• _Exercise task_
Retype the whole listing below, character for character.

• _Provided records_
* * * * * * *
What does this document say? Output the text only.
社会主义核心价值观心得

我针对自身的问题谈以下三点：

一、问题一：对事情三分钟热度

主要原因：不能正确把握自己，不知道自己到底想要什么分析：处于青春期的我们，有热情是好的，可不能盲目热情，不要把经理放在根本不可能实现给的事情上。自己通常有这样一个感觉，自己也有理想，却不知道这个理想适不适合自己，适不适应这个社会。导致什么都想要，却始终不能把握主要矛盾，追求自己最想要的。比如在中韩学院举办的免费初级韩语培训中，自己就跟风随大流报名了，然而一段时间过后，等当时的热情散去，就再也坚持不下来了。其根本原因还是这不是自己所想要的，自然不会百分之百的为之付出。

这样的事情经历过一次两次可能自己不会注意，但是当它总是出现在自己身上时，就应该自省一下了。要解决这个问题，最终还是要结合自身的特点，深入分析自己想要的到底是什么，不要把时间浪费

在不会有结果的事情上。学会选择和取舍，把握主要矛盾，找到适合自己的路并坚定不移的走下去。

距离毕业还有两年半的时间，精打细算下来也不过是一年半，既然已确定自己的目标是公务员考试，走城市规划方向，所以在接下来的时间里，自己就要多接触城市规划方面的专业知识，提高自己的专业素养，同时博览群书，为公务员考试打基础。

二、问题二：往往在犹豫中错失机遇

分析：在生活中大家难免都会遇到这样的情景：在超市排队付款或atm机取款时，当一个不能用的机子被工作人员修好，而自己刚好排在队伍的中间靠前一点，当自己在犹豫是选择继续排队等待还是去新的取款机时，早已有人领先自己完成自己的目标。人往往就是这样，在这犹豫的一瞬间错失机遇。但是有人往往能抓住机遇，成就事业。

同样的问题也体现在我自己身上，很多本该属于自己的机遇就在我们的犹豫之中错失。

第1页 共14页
* * * * * * *
• _Complete output_
What does this document say? Output the text only.
社会主义核心价值观心得

我针对自身的问题谈以下三点：

一、问题一：对事情三分钟热度

主要原因：不能正确把握自己，不知道自己到底想要什么分析：处于青春期的我们，有热情是好的，可不能盲目热情，不要把经理放在根本不可能实现给的事情上。自己通常有这样一个感觉，自己也有理想，却不知道这个理想适不适合自己，适不适应这个社会。导致什么都想要，却始终不能把握主要矛盾，追求自己最想要的。比如在中韩学院举办的免费初级韩语培训中，自己就跟风随大流报名了，然而一段时间过后，等当时的热情散去，就再也坚持不下来了。其根本原因还是这不是自己所想要的，自然不会百分之百的为之付出。

这样的事情经历过一次两次可能自己不会注意，但是当它总是出现在自己身上时，就应该自省一下了。要解决这个问题，最终还是要结合自身的特点，深入分析自己想要的到底是什么，不要把时间浪费

在不会有结果的事情上。学会选择和取舍，把握主要矛盾，找到适合自己的路并坚定不移的走下去。

距离毕业还有两年半的时间，精打细算下来也不过是一年半，既然已确定自己的目标是公务员考试，走城市规划方向，所以在接下来的时间里，自己就要多接触城市规划方面的专业知识，提高自己的专业素养，同时博览群书，为公务员考试打基础。

二、问题二：往往在犹豫中错失机遇

分析：在生活中大家难免都会遇到这样的情景：在超市排队付款或atm机取款时，当一个不能用的机子被工作人员修好，而自己刚好排在队伍的中间靠前一点，当自己在犹豫是选择继续排队等待还是去新的取款机时，早已有人领先自己完成自己的目标。人往往就是这样，在这犹豫的一瞬间错失机遇。但是有人往往能抓住机遇，成就事业。

同样的问题也体现在我自己身上，很多本该属于自己的机遇就在我们的犹豫之中错失。

第1页 共14页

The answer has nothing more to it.